- [Material for this exercise]
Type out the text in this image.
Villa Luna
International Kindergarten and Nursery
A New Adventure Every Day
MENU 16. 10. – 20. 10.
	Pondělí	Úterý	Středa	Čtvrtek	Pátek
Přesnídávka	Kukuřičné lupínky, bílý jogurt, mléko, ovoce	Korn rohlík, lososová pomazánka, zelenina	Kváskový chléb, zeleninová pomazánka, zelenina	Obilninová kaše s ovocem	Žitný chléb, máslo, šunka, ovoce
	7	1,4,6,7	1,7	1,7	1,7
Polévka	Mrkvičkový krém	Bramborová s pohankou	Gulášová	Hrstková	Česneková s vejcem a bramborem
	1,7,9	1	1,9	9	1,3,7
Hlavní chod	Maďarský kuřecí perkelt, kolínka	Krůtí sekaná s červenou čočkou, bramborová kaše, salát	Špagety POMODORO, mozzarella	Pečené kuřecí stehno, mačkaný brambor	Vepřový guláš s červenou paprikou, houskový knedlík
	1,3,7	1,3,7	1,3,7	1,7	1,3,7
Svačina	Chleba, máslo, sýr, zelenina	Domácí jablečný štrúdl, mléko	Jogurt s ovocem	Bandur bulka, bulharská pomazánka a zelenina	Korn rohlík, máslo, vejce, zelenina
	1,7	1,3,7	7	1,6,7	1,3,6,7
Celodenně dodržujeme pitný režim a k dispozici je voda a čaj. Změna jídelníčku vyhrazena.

- [What you should do]
Find the lines holding "mléko" and list every one.

- [The output]
Přesnídávka	Kukuřičné lupínky, bílý jogurt, mléko, ovoce	Korn rohlík, lososová pomazánka, zelenina	Kváskový chléb, zeleninová pomazánka, zelenina	Obilninová kaše s ovocem	Žitný chléb, máslo, šunka, ovoce
Svačina	Chleba, máslo, sýr, zelenina	Domácí jablečný štrúdl, mléko	Jogurt s ovocem	Bandur bulka, bulharská pomazánka a zelenina	Korn rohlík, máslo, vejce, zelenina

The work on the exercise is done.